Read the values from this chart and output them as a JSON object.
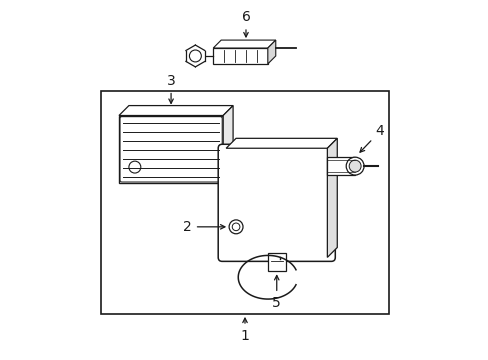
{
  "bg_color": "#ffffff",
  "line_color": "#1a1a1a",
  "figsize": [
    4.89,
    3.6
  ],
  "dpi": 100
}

**STATED TASK:**
Return to the listing above and set it down exactly, leaving out its pictures.

**FULL OUTPUT:**
Read the values from this chart and output them as a JSON object.
{
  "bg_color": "#ffffff",
  "line_color": "#1a1a1a",
  "figsize": [
    4.89,
    3.6
  ],
  "dpi": 100
}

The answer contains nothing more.